[Excerpts from a figure dataset]
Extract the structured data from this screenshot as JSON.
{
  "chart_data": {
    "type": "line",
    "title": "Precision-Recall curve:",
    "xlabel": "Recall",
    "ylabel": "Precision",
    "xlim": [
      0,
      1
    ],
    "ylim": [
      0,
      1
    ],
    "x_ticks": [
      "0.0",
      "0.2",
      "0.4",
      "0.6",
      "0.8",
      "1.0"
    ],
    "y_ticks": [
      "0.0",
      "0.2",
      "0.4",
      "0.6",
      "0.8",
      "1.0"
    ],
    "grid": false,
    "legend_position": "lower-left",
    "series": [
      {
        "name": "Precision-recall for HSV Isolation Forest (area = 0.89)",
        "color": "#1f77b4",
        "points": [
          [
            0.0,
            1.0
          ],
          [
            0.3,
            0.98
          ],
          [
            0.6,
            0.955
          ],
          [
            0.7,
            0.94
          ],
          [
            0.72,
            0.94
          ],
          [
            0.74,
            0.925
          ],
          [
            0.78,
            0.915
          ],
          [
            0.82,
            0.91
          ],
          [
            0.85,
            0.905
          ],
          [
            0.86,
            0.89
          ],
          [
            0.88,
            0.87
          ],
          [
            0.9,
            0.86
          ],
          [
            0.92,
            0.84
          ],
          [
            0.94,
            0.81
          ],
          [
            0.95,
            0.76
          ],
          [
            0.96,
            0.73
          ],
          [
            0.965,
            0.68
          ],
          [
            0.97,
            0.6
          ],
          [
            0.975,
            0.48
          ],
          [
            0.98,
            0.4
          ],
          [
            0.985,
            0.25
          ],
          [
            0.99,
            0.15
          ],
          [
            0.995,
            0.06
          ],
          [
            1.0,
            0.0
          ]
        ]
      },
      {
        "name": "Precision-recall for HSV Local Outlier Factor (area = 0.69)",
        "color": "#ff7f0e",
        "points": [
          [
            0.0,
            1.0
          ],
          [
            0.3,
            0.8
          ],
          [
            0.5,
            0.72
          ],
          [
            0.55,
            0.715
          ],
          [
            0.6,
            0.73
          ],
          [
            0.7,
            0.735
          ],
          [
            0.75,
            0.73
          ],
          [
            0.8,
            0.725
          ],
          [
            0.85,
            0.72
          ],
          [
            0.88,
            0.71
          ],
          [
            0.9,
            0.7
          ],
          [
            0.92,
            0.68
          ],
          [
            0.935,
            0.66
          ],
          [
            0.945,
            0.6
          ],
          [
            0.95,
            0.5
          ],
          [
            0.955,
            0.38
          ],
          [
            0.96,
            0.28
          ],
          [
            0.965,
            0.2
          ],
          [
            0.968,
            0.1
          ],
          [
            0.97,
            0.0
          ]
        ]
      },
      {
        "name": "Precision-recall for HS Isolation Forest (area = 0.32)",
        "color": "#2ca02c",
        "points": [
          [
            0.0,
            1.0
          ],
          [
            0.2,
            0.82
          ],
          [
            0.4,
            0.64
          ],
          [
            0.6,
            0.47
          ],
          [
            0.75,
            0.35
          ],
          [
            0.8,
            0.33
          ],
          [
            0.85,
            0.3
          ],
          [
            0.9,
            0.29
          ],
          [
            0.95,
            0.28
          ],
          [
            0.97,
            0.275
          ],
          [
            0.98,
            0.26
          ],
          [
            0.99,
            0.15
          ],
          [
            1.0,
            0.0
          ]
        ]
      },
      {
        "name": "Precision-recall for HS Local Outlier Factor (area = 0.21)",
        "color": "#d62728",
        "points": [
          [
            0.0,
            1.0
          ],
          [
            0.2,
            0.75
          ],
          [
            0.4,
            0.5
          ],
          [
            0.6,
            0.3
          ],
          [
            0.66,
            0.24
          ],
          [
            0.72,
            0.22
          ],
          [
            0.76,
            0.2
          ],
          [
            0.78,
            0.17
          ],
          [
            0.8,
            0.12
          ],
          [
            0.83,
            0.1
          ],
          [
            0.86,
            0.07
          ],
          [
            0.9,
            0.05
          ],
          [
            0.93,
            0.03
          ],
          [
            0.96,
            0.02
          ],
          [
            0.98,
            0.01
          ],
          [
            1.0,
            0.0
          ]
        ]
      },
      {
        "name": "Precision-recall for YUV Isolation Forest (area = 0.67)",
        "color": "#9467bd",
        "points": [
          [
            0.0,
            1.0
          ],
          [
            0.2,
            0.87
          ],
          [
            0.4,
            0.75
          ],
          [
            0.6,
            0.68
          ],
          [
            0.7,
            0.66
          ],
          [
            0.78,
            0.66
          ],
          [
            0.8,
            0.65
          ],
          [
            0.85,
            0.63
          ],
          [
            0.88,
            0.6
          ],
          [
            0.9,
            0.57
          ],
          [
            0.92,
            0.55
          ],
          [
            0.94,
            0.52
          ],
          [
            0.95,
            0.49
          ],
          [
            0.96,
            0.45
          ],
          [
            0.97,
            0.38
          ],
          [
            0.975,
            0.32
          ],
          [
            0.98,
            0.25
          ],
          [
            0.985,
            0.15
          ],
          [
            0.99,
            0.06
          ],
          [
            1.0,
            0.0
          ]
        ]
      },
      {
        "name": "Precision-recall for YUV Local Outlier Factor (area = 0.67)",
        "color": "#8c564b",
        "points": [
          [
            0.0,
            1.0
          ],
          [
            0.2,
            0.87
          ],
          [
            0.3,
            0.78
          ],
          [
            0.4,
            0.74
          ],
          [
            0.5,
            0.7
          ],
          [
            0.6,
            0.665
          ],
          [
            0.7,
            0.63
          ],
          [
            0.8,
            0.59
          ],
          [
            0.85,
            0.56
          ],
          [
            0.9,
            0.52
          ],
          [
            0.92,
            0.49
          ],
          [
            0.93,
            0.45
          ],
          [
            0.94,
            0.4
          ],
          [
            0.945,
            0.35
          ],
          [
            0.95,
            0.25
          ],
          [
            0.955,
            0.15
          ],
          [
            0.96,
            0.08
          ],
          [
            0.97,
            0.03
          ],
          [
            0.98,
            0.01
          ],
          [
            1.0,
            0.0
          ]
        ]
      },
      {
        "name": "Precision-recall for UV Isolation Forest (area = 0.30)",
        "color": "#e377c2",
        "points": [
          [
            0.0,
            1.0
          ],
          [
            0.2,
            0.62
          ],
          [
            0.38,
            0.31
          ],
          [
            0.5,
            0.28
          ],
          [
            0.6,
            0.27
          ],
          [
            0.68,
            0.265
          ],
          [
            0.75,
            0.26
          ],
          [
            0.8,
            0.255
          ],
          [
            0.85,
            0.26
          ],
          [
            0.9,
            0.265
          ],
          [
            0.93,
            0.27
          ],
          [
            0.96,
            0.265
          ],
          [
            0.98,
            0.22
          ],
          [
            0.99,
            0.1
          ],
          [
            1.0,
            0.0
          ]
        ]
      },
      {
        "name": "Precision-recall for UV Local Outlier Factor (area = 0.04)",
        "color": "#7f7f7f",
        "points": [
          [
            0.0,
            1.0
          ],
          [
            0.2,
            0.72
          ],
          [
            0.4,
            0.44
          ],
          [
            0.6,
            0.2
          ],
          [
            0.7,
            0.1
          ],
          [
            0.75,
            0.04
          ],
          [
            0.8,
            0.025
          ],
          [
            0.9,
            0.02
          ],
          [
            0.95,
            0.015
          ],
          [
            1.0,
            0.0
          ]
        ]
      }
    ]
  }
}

» What is asked
From the listing above, return each line with the word "color".

» Response to the task
        "color": "#1f77b4",
        "color": "#ff7f0e",
        "color": "#2ca02c",
        "color": "#d62728",
        "color": "#9467bd",
        "color": "#8c564b",
        "color": "#e377c2",
        "color": "#7f7f7f",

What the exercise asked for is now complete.